WHAT TO DO
Your answer should be a single number: the count of lines containing "Interested".

GIVEN INFORMATION

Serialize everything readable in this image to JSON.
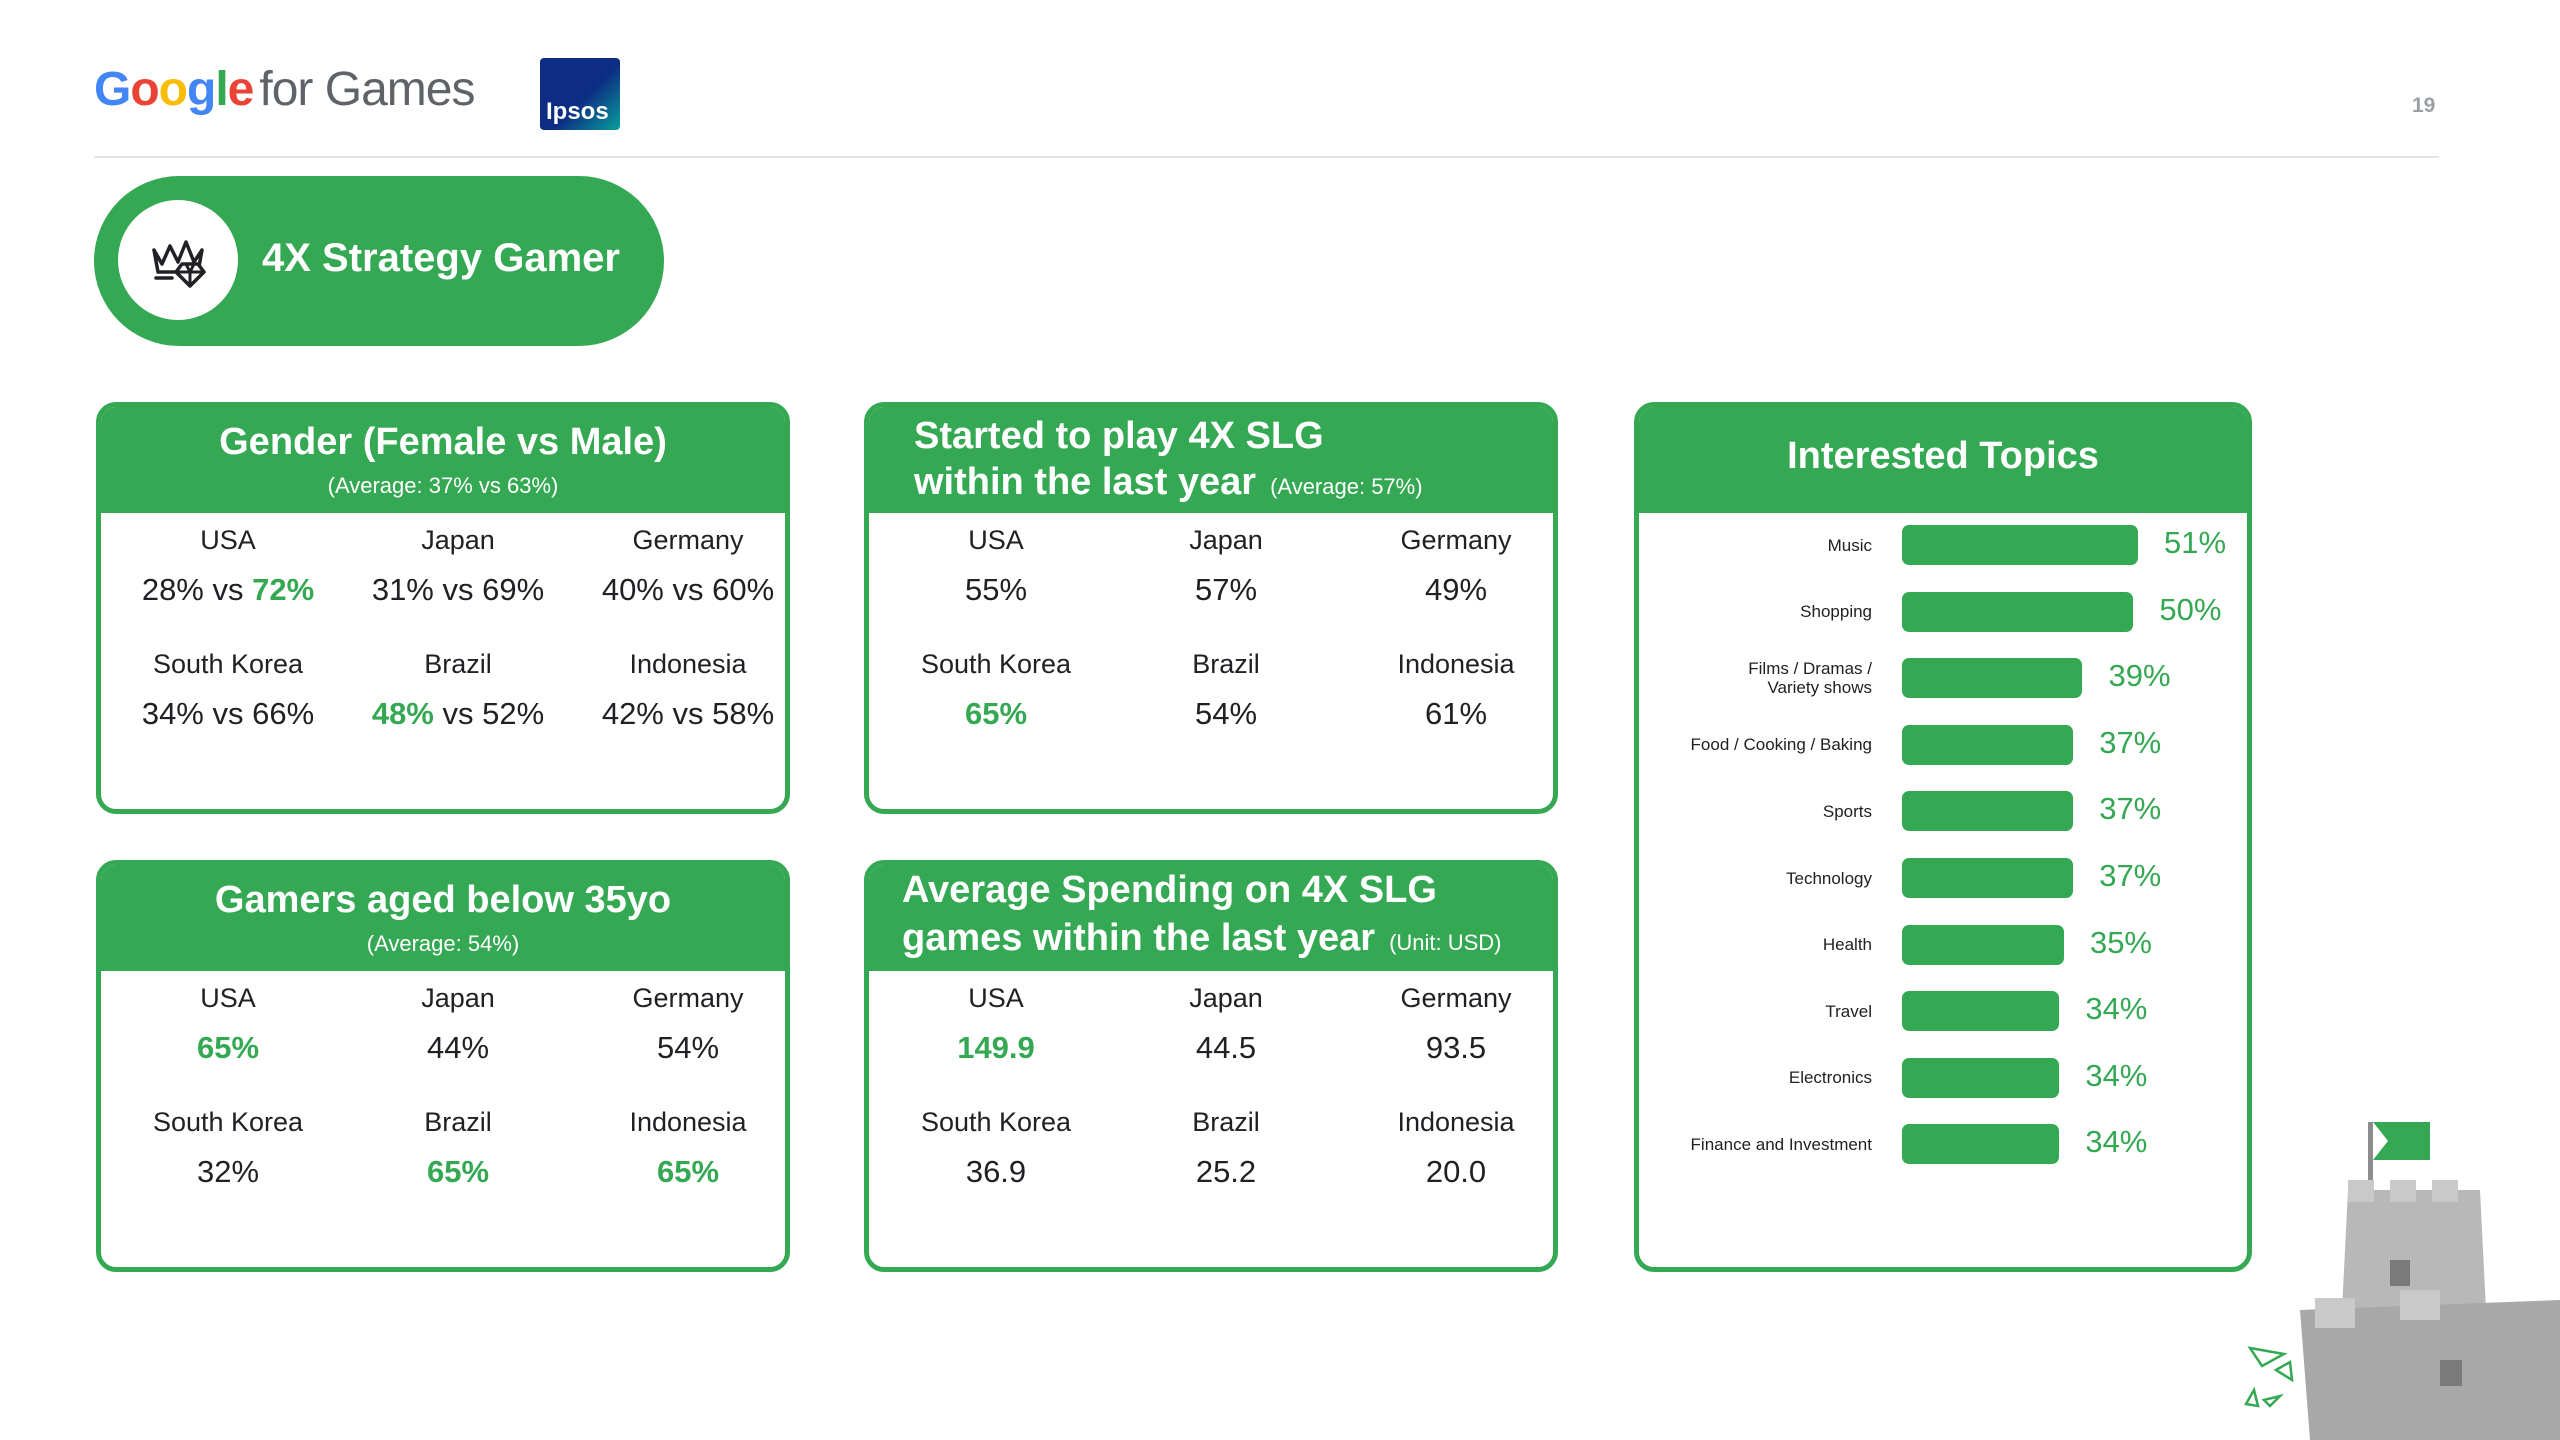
{
  "header": {
    "logo_google": "Google",
    "logo_rest": "for Games",
    "partner_logo": "Ipsos",
    "page_number": "19"
  },
  "segment": {
    "title": "4X Strategy Gamer",
    "icon": "crown-gem-icon"
  },
  "gender": {
    "title": "Gender (Female vs Male)",
    "subtitle": "(Average: 37% vs  63%)",
    "rows": [
      {
        "country": "USA",
        "female": "28%",
        "vs": "vs",
        "male": "72%",
        "highlight": "male"
      },
      {
        "country": "Japan",
        "female": "31%",
        "vs": "vs",
        "male": "69%",
        "highlight": "none"
      },
      {
        "country": "Germany",
        "female": "40%",
        "vs": "vs",
        "male": "60%",
        "highlight": "none"
      },
      {
        "country": "South Korea",
        "female": "34%",
        "vs": "vs",
        "male": "66%",
        "highlight": "none"
      },
      {
        "country": "Brazil",
        "female": "48%",
        "vs": "vs",
        "male": "52%",
        "highlight": "female"
      },
      {
        "country": "Indonesia",
        "female": "42%",
        "vs": "vs",
        "male": "58%",
        "highlight": "none"
      }
    ]
  },
  "started": {
    "title_line1": "Started to play 4X SLG",
    "title_line2": "within the last year",
    "note": "(Average: 57%)",
    "rows": [
      {
        "country": "USA",
        "value": "55%",
        "highlight": false
      },
      {
        "country": "Japan",
        "value": "57%",
        "highlight": false
      },
      {
        "country": "Germany",
        "value": "49%",
        "highlight": false
      },
      {
        "country": "South Korea",
        "value": "65%",
        "highlight": true
      },
      {
        "country": "Brazil",
        "value": "54%",
        "highlight": false
      },
      {
        "country": "Indonesia",
        "value": "61%",
        "highlight": false
      }
    ]
  },
  "aged": {
    "title": "Gamers aged below 35yo",
    "subtitle": "(Average: 54%)",
    "rows": [
      {
        "country": "USA",
        "value": "65%",
        "highlight": true
      },
      {
        "country": "Japan",
        "value": "44%",
        "highlight": false
      },
      {
        "country": "Germany",
        "value": "54%",
        "highlight": false
      },
      {
        "country": "South Korea",
        "value": "32%",
        "highlight": false
      },
      {
        "country": "Brazil",
        "value": "65%",
        "highlight": true
      },
      {
        "country": "Indonesia",
        "value": "65%",
        "highlight": true
      }
    ]
  },
  "spending": {
    "title_line1": "Average Spending on 4X SLG",
    "title_line2": "games within the last year",
    "note": "(Unit: USD)",
    "rows": [
      {
        "country": "USA",
        "value": "149.9",
        "highlight": true
      },
      {
        "country": "Japan",
        "value": "44.5",
        "highlight": false
      },
      {
        "country": "Germany",
        "value": "93.5",
        "highlight": false
      },
      {
        "country": "South Korea",
        "value": "36.9",
        "highlight": false
      },
      {
        "country": "Brazil",
        "value": "25.2",
        "highlight": false
      },
      {
        "country": "Indonesia",
        "value": "20.0",
        "highlight": false
      }
    ]
  },
  "topics": {
    "title": "Interested Topics"
  },
  "chart_data": {
    "type": "bar",
    "orientation": "horizontal",
    "title": "Interested Topics",
    "categories": [
      "Music",
      "Shopping",
      "Films / Dramas / Variety shows",
      "Food / Cooking / Baking",
      "Sports",
      "Technology",
      "Health",
      "Travel",
      "Electronics",
      "Finance and Investment"
    ],
    "label_lines": [
      [
        "Music"
      ],
      [
        "Shopping"
      ],
      [
        "Films / Dramas /",
        "Variety shows"
      ],
      [
        "Food / Cooking / Baking"
      ],
      [
        "Sports"
      ],
      [
        "Technology"
      ],
      [
        "Health"
      ],
      [
        "Travel"
      ],
      [
        "Electronics"
      ],
      [
        "Finance and Investment"
      ]
    ],
    "values": [
      51,
      50,
      39,
      37,
      37,
      37,
      35,
      34,
      34,
      34
    ],
    "value_labels": [
      "51%",
      "50%",
      "39%",
      "37%",
      "37%",
      "37%",
      "35%",
      "34%",
      "34%",
      "34%"
    ],
    "unit": "%",
    "xlim": [
      0,
      51
    ],
    "bar_color": "#34a853"
  },
  "colors": {
    "accent": "#34a853",
    "text": "#202124"
  }
}
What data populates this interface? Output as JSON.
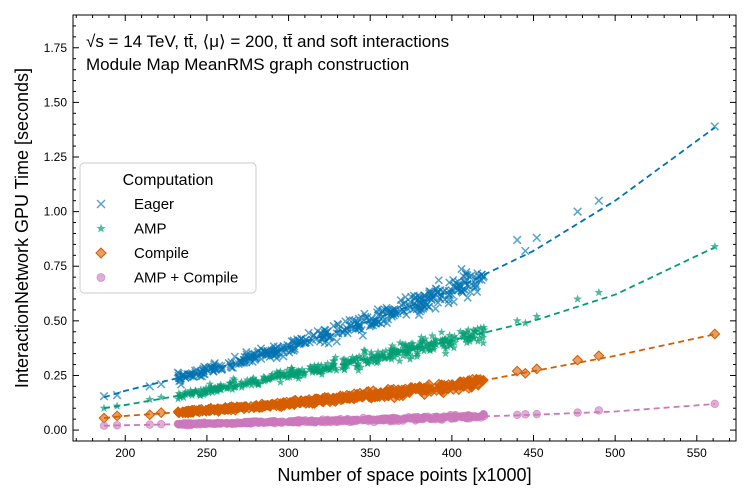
{
  "chart_data": {
    "type": "scatter",
    "title": "√s = 14 TeV, tt̄, ⟨μ⟩ = 200, tt̄ and soft interactions",
    "subtitle": "Module Map MeanRMS graph construction",
    "xlabel": "Number of space points [x1000]",
    "ylabel": "InteractionNetwork GPU Time [seconds]",
    "xlim": [
      168,
      574
    ],
    "ylim": [
      -0.05,
      1.9
    ],
    "xticks": [
      200,
      250,
      300,
      350,
      400,
      450,
      500,
      550
    ],
    "yticks": [
      0.0,
      0.25,
      0.5,
      0.75,
      1.0,
      1.25,
      1.5,
      1.75
    ],
    "ytick_labels": [
      "0.00",
      "0.25",
      "0.50",
      "0.75",
      "1.00",
      "1.25",
      "1.50",
      "1.75"
    ],
    "grid": false,
    "legend": {
      "title": "Computation",
      "placement": "center-left"
    },
    "series": [
      {
        "name": "Eager",
        "marker": "x",
        "color": "#0173b2",
        "fit_x": [
          187,
          200,
          250,
          300,
          350,
          400,
          450,
          500,
          562
        ],
        "fit_y": [
          0.15,
          0.18,
          0.27,
          0.38,
          0.5,
          0.64,
          0.82,
          1.05,
          1.39
        ],
        "outliers": [
          [
            187,
            0.155
          ],
          [
            195,
            0.16
          ],
          [
            215,
            0.2
          ],
          [
            222,
            0.21
          ],
          [
            440,
            0.87
          ],
          [
            445,
            0.82
          ],
          [
            452,
            0.88
          ],
          [
            477,
            1.0
          ],
          [
            490,
            1.05
          ],
          [
            561,
            1.39
          ]
        ]
      },
      {
        "name": "AMP",
        "marker": "*",
        "color": "#029e73",
        "fit_x": [
          187,
          200,
          250,
          300,
          350,
          400,
          450,
          500,
          562
        ],
        "fit_y": [
          0.1,
          0.115,
          0.18,
          0.25,
          0.33,
          0.41,
          0.5,
          0.62,
          0.84
        ],
        "outliers": [
          [
            187,
            0.1
          ],
          [
            195,
            0.11
          ],
          [
            215,
            0.14
          ],
          [
            222,
            0.15
          ],
          [
            440,
            0.5
          ],
          [
            445,
            0.49
          ],
          [
            452,
            0.52
          ],
          [
            477,
            0.6
          ],
          [
            490,
            0.63
          ],
          [
            561,
            0.84
          ]
        ]
      },
      {
        "name": "Compile",
        "marker": "D",
        "color": "#d55e00",
        "fit_x": [
          187,
          200,
          250,
          300,
          350,
          400,
          450,
          500,
          562
        ],
        "fit_y": [
          0.055,
          0.065,
          0.09,
          0.12,
          0.16,
          0.2,
          0.27,
          0.34,
          0.44
        ],
        "outliers": [
          [
            187,
            0.055
          ],
          [
            195,
            0.065
          ],
          [
            215,
            0.07
          ],
          [
            222,
            0.08
          ],
          [
            440,
            0.27
          ],
          [
            445,
            0.26
          ],
          [
            452,
            0.28
          ],
          [
            477,
            0.32
          ],
          [
            490,
            0.34
          ],
          [
            561,
            0.44
          ]
        ]
      },
      {
        "name": "AMP + Compile",
        "marker": "o",
        "color": "#cc78bc",
        "fit_x": [
          187,
          200,
          250,
          300,
          350,
          400,
          450,
          500,
          562
        ],
        "fit_y": [
          0.02,
          0.022,
          0.03,
          0.038,
          0.047,
          0.058,
          0.07,
          0.085,
          0.12
        ],
        "outliers": [
          [
            187,
            0.02
          ],
          [
            195,
            0.022
          ],
          [
            215,
            0.025
          ],
          [
            222,
            0.027
          ],
          [
            440,
            0.07
          ],
          [
            445,
            0.072
          ],
          [
            452,
            0.073
          ],
          [
            477,
            0.08
          ],
          [
            490,
            0.09
          ],
          [
            561,
            0.12
          ]
        ]
      }
    ],
    "dense_band": {
      "x_range": [
        232,
        420
      ],
      "points_per_series": 420,
      "scatter_fraction": [
        0.04,
        0.05,
        0.05,
        0.08
      ]
    }
  }
}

WRITTEN REPLY
2